## WHAT NEEDS TO BE DONE:
Which lines of the records below contain the word "leuprolide"? Show each one.
━━━
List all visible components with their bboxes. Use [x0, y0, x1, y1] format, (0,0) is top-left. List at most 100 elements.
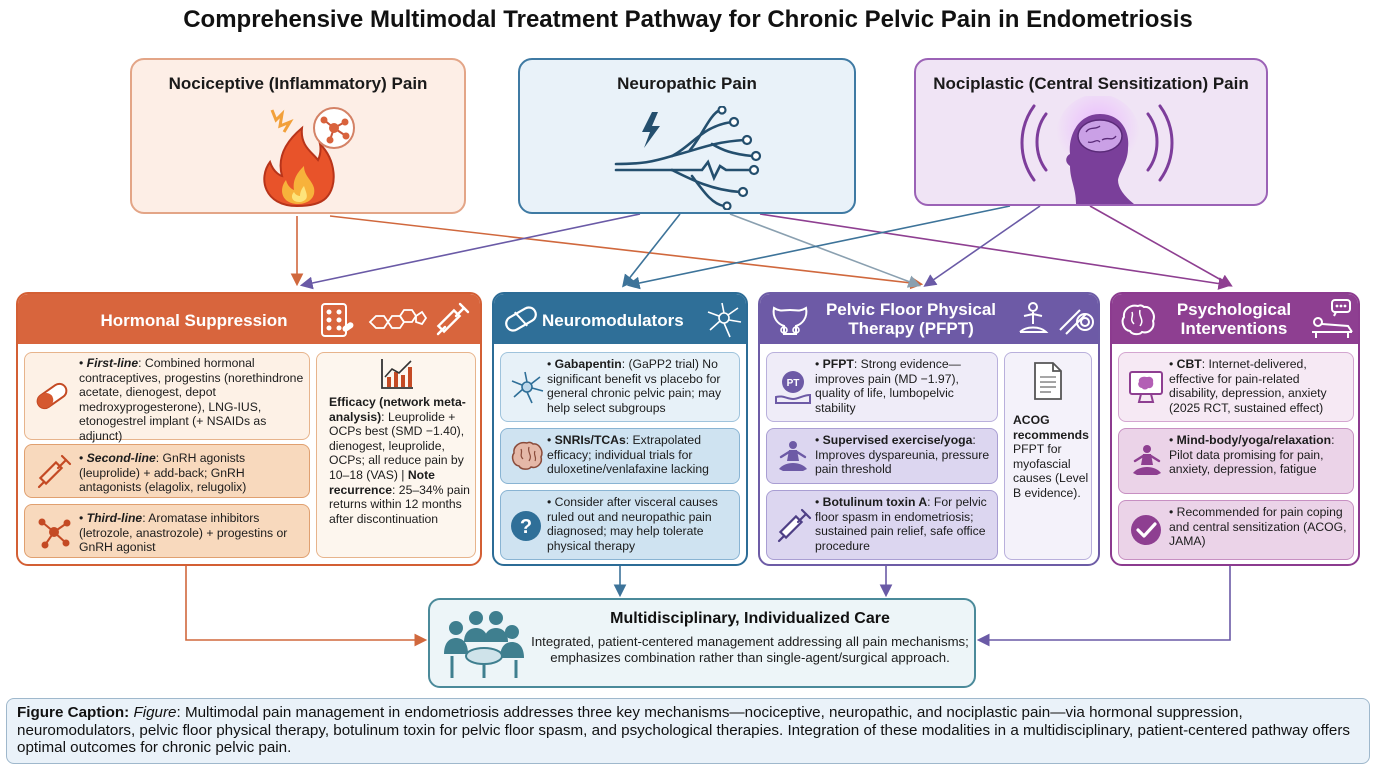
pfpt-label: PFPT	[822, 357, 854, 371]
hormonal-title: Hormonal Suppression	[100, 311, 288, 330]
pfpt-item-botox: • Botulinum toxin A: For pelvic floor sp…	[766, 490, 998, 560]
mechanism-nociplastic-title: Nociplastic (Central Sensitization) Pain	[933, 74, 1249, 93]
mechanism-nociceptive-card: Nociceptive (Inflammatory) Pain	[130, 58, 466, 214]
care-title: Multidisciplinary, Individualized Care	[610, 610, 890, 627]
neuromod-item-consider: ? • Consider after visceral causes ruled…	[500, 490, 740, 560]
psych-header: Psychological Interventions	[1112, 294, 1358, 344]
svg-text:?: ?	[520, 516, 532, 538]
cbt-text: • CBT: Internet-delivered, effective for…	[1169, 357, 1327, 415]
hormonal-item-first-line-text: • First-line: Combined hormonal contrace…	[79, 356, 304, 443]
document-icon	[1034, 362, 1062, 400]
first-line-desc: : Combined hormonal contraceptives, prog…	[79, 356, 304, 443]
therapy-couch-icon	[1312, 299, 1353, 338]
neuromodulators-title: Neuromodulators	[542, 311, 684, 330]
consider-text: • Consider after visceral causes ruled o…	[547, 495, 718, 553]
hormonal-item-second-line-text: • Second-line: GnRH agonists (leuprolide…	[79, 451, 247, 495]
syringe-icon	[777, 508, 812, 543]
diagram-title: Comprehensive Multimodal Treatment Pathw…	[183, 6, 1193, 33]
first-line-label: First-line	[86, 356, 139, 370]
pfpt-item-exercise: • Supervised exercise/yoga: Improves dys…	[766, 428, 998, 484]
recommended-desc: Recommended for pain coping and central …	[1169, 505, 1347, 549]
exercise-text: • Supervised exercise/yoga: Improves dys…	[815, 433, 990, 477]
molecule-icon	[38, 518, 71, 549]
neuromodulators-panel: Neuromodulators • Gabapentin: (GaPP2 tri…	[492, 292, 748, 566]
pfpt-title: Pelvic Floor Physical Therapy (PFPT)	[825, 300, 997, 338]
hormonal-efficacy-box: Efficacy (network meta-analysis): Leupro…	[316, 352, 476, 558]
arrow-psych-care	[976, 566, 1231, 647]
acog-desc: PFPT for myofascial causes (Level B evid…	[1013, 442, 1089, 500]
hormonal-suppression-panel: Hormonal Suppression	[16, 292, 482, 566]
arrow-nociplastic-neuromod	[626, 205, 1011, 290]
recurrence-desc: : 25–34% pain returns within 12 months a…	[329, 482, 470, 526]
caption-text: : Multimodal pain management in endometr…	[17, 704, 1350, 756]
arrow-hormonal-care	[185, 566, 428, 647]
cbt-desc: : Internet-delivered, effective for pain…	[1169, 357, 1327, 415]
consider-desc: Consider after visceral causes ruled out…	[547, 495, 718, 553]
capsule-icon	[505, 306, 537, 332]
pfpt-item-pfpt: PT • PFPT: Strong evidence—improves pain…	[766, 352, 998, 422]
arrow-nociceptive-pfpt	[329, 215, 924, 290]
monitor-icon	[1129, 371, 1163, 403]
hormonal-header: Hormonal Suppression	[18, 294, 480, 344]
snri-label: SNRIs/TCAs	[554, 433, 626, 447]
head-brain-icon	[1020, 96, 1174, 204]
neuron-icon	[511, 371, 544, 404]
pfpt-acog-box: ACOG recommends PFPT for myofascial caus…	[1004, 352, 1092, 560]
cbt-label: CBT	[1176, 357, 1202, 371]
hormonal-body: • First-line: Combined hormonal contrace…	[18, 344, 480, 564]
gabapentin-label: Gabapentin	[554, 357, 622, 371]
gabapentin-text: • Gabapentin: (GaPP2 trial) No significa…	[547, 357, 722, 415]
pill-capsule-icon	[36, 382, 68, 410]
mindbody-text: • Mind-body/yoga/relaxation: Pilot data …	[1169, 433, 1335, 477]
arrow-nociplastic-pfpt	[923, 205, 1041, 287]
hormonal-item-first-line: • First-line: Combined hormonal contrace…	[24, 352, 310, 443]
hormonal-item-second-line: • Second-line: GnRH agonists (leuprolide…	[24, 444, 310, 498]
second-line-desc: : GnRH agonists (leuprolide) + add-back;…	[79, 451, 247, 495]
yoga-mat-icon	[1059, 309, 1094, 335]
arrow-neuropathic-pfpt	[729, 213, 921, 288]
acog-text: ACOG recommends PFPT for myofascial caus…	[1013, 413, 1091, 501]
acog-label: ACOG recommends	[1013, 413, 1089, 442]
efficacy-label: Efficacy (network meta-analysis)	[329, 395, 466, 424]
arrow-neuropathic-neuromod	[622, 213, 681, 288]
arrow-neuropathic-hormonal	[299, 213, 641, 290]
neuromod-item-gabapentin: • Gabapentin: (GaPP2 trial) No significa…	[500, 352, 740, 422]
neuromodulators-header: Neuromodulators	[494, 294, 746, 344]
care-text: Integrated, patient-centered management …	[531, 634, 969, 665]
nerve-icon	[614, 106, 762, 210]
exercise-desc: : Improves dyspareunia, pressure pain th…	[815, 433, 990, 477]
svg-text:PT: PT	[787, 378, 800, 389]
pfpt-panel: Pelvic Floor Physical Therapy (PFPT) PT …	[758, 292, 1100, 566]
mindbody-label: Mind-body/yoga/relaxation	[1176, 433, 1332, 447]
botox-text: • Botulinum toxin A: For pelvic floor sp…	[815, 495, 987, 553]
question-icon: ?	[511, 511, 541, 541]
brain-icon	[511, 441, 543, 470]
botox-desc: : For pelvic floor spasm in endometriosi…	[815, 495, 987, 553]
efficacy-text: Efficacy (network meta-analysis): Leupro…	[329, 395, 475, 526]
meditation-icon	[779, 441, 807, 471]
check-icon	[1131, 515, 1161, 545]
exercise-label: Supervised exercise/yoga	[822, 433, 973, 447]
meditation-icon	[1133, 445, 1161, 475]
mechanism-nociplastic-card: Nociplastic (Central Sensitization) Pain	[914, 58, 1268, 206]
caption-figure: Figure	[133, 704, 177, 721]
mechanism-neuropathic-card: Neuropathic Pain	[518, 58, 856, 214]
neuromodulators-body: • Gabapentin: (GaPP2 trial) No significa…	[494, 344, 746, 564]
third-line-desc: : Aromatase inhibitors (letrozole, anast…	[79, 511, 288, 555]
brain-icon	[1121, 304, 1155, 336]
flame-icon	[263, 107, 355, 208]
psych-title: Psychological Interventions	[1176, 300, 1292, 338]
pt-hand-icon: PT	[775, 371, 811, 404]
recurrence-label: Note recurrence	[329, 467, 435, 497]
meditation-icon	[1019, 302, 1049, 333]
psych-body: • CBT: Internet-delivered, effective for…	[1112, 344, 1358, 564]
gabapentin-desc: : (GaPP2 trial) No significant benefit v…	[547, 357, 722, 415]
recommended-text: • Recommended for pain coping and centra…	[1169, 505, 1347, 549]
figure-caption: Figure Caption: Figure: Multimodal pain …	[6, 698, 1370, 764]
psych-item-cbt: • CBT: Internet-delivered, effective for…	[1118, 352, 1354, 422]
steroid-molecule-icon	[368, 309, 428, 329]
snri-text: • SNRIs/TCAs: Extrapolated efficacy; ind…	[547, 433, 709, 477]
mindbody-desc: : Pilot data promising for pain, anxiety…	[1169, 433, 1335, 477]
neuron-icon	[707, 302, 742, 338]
━━━
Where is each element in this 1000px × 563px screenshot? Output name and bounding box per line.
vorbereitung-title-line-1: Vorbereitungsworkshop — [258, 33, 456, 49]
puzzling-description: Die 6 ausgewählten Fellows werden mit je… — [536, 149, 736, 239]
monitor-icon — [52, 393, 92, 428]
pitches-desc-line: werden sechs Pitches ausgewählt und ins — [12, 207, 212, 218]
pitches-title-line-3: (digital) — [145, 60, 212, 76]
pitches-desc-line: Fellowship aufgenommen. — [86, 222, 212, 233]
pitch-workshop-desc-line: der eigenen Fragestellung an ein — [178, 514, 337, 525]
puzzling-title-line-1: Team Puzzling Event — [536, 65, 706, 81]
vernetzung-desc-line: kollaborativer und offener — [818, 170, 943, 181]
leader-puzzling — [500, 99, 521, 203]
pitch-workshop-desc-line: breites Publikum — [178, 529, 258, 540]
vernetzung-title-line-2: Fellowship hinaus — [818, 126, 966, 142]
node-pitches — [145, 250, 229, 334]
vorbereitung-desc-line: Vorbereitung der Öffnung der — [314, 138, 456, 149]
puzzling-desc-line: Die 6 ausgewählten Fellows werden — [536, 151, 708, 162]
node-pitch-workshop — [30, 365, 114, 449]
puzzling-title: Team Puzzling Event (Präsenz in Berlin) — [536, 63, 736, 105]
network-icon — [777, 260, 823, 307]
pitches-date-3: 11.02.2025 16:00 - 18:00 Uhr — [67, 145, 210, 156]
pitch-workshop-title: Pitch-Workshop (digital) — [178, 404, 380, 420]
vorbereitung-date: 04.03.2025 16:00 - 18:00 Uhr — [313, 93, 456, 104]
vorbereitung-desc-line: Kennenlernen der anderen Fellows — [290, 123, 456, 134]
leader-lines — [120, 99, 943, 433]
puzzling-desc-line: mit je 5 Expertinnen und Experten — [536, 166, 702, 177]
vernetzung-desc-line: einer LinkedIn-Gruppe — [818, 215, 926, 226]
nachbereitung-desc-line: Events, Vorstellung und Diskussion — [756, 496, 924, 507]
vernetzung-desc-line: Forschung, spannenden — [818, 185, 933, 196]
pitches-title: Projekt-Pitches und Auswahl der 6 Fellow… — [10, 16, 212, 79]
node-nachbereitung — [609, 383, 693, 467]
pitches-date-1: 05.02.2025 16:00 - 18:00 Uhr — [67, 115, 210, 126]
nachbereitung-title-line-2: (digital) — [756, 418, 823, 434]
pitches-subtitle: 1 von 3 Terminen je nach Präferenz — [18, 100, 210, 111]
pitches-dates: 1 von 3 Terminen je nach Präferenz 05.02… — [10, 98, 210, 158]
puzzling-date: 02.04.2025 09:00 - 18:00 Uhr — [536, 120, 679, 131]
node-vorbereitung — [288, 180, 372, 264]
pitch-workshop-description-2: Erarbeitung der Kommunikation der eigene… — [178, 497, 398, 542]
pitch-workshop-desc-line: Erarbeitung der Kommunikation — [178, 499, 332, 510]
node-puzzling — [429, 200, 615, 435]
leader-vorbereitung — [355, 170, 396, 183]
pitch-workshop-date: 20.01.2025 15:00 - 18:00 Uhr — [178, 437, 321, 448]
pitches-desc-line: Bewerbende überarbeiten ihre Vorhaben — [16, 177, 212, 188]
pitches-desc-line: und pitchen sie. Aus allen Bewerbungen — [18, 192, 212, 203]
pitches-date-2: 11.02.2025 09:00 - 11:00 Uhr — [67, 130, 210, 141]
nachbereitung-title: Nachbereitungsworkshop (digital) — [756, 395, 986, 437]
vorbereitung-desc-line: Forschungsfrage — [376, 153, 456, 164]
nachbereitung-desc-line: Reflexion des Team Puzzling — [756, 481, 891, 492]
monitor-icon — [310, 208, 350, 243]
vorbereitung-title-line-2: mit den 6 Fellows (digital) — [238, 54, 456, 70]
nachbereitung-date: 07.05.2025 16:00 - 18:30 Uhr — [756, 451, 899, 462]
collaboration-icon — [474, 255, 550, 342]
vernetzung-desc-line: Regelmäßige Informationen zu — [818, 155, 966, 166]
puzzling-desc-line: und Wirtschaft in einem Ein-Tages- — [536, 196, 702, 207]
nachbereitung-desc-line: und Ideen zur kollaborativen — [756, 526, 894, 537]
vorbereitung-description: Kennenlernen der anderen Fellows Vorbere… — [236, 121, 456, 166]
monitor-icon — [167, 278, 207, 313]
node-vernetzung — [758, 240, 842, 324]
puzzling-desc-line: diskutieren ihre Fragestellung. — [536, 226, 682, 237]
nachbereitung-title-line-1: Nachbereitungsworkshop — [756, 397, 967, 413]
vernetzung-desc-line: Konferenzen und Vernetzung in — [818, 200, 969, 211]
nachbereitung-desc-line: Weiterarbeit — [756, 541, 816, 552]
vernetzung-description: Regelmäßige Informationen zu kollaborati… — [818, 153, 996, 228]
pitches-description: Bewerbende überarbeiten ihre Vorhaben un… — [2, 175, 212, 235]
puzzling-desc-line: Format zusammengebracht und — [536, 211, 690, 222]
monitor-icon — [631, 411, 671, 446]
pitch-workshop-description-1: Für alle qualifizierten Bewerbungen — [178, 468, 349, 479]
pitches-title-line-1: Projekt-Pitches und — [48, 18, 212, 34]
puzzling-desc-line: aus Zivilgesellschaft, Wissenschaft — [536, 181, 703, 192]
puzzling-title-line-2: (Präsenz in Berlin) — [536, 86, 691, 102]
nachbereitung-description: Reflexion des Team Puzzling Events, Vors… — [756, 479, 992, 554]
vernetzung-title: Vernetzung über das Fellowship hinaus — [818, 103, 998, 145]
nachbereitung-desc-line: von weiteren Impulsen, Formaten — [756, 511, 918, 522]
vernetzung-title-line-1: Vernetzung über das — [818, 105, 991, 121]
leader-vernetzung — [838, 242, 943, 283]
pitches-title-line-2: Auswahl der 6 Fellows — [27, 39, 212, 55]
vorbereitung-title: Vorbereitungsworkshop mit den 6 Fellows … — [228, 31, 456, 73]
━━━
## THE COMPLETED TASK:
hormonal-item-second-line-text: • Second-line: GnRH agonists (leuprolide…	[79, 451, 247, 495]
hormonal-item-second-line: • Second-line: GnRH agonists (leuprolide…	[24, 444, 310, 498]
second-line-desc: : GnRH agonists (leuprolide) + add-back;…	[79, 451, 247, 495]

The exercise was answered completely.